**Stated task**
Reproduce all of the data below without alteration; exclude every picture.

----- Material to process -----

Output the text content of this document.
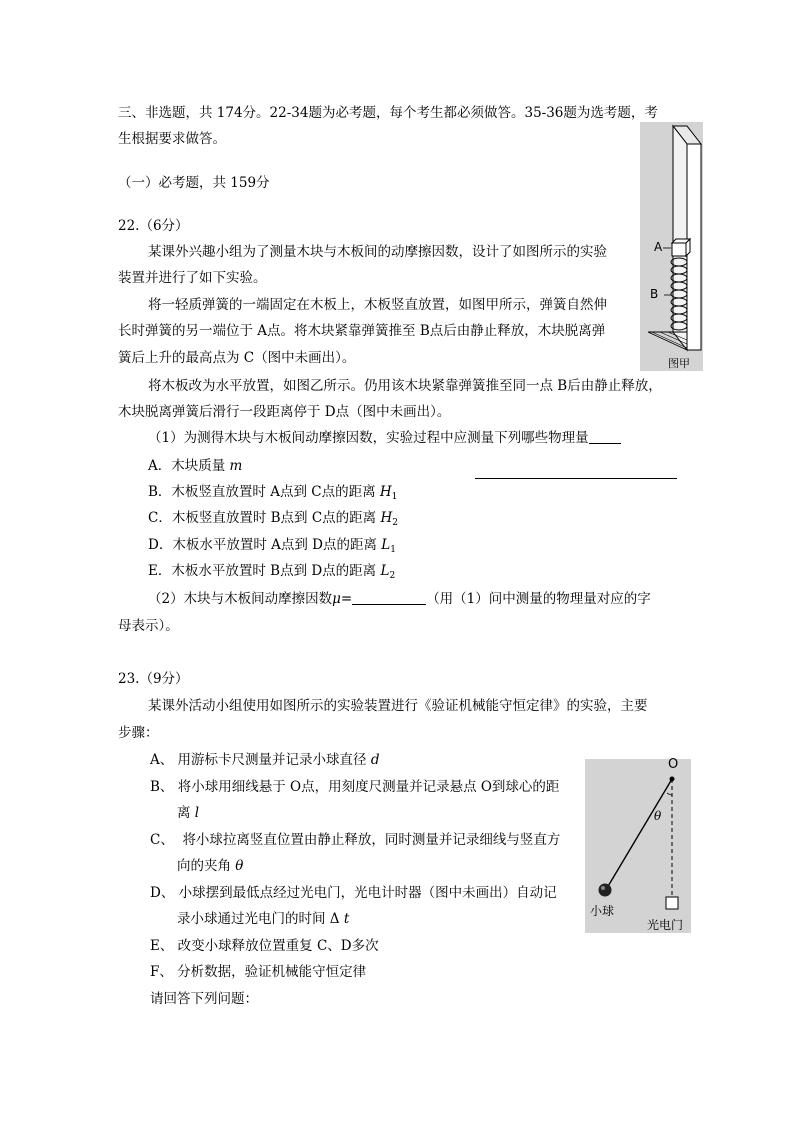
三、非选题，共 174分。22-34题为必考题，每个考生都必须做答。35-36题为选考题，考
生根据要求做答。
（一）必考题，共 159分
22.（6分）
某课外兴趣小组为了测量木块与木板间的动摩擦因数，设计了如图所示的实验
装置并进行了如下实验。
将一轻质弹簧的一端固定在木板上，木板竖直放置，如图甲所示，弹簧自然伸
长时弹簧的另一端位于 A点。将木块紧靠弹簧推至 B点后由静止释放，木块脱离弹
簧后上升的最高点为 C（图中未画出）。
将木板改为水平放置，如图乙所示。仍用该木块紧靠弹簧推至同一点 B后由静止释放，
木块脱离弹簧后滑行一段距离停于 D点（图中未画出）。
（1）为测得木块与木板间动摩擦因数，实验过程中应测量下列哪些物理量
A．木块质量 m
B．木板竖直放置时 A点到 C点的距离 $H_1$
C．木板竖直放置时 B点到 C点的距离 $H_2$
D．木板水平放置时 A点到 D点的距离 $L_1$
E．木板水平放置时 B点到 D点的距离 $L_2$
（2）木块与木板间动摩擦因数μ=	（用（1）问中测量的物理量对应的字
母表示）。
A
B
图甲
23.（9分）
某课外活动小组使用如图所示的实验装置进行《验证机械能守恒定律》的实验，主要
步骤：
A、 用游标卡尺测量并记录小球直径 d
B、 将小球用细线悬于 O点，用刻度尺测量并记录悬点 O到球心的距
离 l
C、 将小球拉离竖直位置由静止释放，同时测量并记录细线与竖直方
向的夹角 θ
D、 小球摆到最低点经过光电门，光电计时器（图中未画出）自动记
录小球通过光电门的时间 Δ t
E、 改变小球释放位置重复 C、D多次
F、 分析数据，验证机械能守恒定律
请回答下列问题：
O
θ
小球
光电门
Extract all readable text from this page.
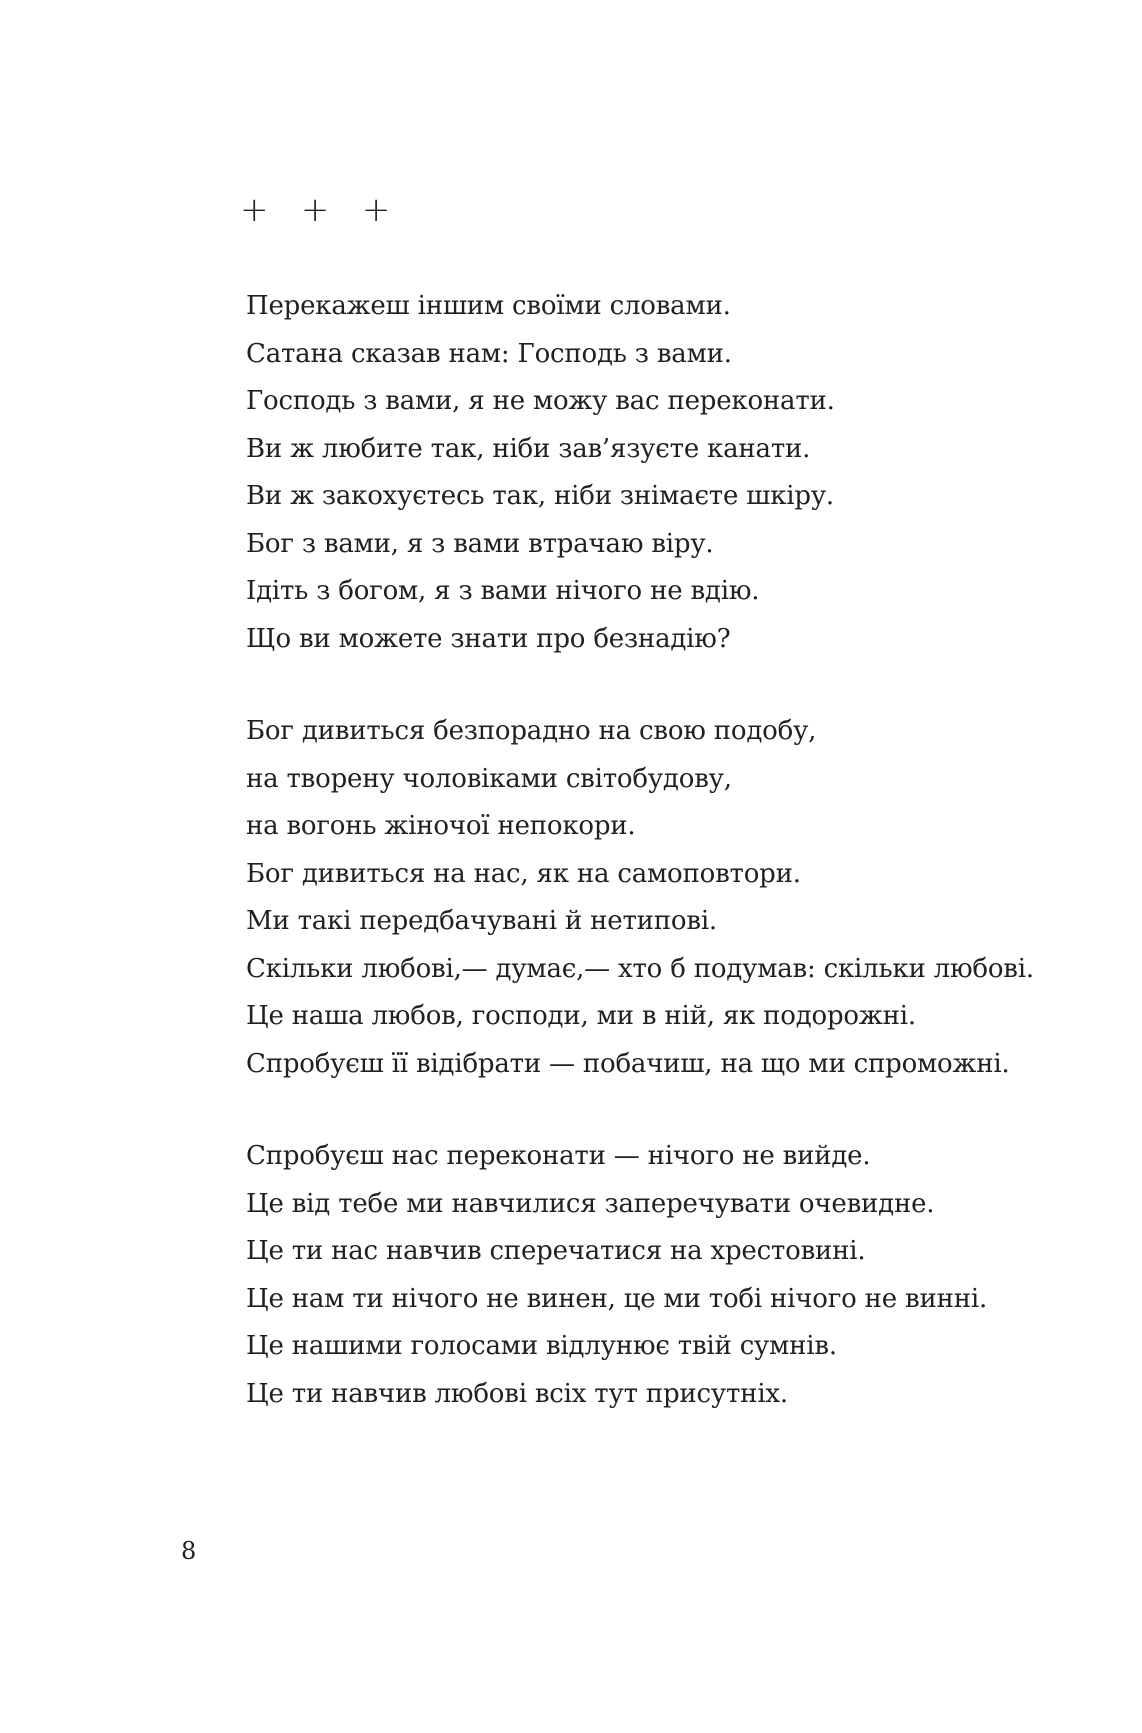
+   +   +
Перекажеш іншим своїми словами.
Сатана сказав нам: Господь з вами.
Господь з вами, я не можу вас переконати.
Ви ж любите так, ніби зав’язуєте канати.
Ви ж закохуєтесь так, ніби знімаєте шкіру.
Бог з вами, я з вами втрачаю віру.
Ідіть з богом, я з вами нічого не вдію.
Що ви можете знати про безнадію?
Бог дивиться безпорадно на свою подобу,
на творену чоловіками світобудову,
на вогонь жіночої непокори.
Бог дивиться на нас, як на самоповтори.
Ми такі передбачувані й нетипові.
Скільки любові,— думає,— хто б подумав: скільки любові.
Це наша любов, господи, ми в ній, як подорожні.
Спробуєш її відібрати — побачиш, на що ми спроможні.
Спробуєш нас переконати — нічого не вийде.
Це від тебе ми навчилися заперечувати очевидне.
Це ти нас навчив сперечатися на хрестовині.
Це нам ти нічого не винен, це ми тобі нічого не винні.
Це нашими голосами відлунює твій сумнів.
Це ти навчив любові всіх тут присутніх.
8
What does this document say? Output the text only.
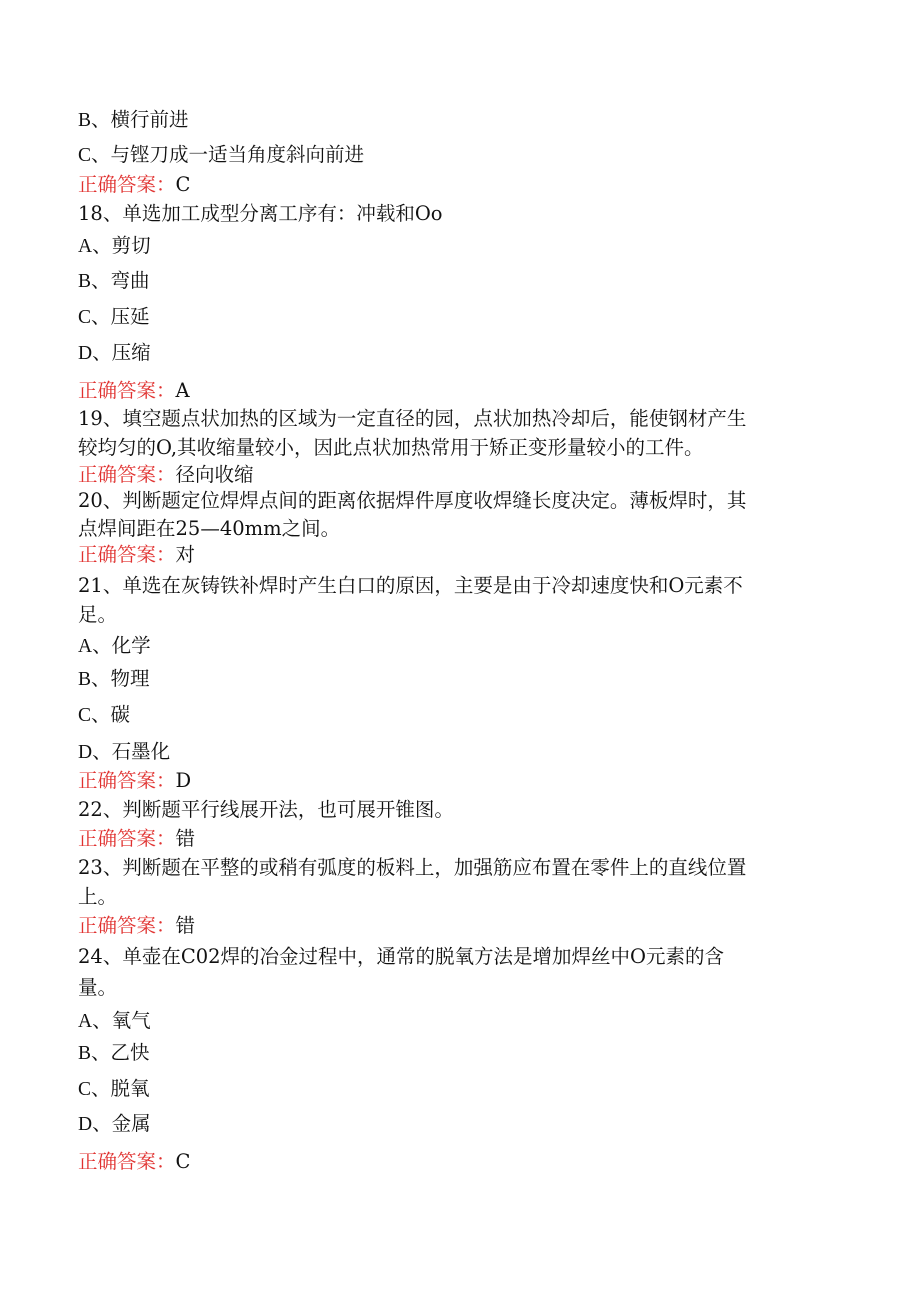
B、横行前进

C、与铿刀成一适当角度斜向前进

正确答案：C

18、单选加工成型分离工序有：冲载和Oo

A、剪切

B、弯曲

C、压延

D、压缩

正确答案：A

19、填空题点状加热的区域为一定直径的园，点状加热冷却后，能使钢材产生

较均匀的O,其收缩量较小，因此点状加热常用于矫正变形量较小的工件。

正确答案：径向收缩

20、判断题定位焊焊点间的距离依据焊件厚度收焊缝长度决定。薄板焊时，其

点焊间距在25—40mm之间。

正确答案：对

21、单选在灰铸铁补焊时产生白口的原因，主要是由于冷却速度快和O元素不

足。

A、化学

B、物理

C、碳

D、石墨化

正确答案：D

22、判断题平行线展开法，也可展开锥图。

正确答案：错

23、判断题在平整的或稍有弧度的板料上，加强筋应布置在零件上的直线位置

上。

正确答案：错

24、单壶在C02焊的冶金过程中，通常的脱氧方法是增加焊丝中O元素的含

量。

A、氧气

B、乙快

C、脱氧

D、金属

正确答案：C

-----

**Expected answer**
Output the text content of this document.
三、非选题，共 174分。22-34题为必考题，每个考生都必须做答。35-36题为选考题，考
生根据要求做答。
（一）必考题，共 159分
22.（6分）
某课外兴趣小组为了测量木块与木板间的动摩擦因数，设计了如图所示的实验
装置并进行了如下实验。
将一轻质弹簧的一端固定在木板上，木板竖直放置，如图甲所示，弹簧自然伸
长时弹簧的另一端位于 A点。将木块紧靠弹簧推至 B点后由静止释放，木块脱离弹
簧后上升的最高点为 C（图中未画出）。
将木板改为水平放置，如图乙所示。仍用该木块紧靠弹簧推至同一点 B后由静止释放，
木块脱离弹簧后滑行一段距离停于 D点（图中未画出）。
（1）为测得木块与木板间动摩擦因数，实验过程中应测量下列哪些物理量
A．木块质量 m
B．木板竖直放置时 A点到 C点的距离 $H_1$
C．木板竖直放置时 B点到 C点的距离 $H_2$
D．木板水平放置时 A点到 D点的距离 $L_1$
E．木板水平放置时 B点到 D点的距离 $L_2$
（2）木块与木板间动摩擦因数μ=	（用（1）问中测量的物理量对应的字
母表示）。
A
B
图甲
23.（9分）
某课外活动小组使用如图所示的实验装置进行《验证机械能守恒定律》的实验，主要
步骤：
A、 用游标卡尺测量并记录小球直径 d
B、 将小球用细线悬于 O点，用刻度尺测量并记录悬点 O到球心的距
离 l
C、 将小球拉离竖直位置由静止释放，同时测量并记录细线与竖直方
向的夹角 θ
D、 小球摆到最低点经过光电门，光电计时器（图中未画出）自动记
录小球通过光电门的时间 Δ t
E、 改变小球释放位置重复 C、D多次
F、 分析数据，验证机械能守恒定律
请回答下列问题：
O
θ
小球
光电门
Extract all readable text from this page.
+   +   +
Перекажеш іншим своїми словами.
Сатана сказав нам: Господь з вами.
Господь з вами, я не можу вас переконати.
Ви ж любите так, ніби зав’язуєте канати.
Ви ж закохуєтесь так, ніби знімаєте шкіру.
Бог з вами, я з вами втрачаю віру.
Ідіть з богом, я з вами нічого не вдію.
Що ви можете знати про безнадію?
Бог дивиться безпорадно на свою подобу,
на творену чоловіками світобудову,
на вогонь жіночої непокори.
Бог дивиться на нас, як на самоповтори.
Ми такі передбачувані й нетипові.
Скільки любові,— думає,— хто б подумав: скільки любові.
Це наша любов, господи, ми в ній, як подорожні.
Спробуєш її відібрати — побачиш, на що ми спроможні.
Спробуєш нас переконати — нічого не вийде.
Це від тебе ми навчилися заперечувати очевидне.
Це ти нас навчив сперечатися на хрестовині.
Це нам ти нічого не винен, це ми тобі нічого не винні.
Це нашими голосами відлунює твій сумнів.
Це ти навчив любові всіх тут присутніх.
8
What does this document say? Output the text only.
B、横行前进

C、与铿刀成一适当角度斜向前进

正确答案：C

18、单选加工成型分离工序有：冲载和Oo

A、剪切

B、弯曲

C、压延

D、压缩

正确答案：A

19、填空题点状加热的区域为一定直径的园，点状加热冷却后，能使钢材产生

较均匀的O,其收缩量较小，因此点状加热常用于矫正变形量较小的工件。

正确答案：径向收缩

20、判断题定位焊焊点间的距离依据焊件厚度收焊缝长度决定。薄板焊时，其

点焊间距在25—40mm之间。

正确答案：对

21、单选在灰铸铁补焊时产生白口的原因，主要是由于冷却速度快和O元素不

足。

A、化学

B、物理

C、碳

D、石墨化

正确答案：D

22、判断题平行线展开法，也可展开锥图。

正确答案：错

23、判断题在平整的或稍有弧度的板料上，加强筋应布置在零件上的直线位置

上。

正确答案：错

24、单壶在C02焊的冶金过程中，通常的脱氧方法是增加焊丝中O元素的含

量。

A、氧气

B、乙快

C、脱氧

D、金属

正确答案：C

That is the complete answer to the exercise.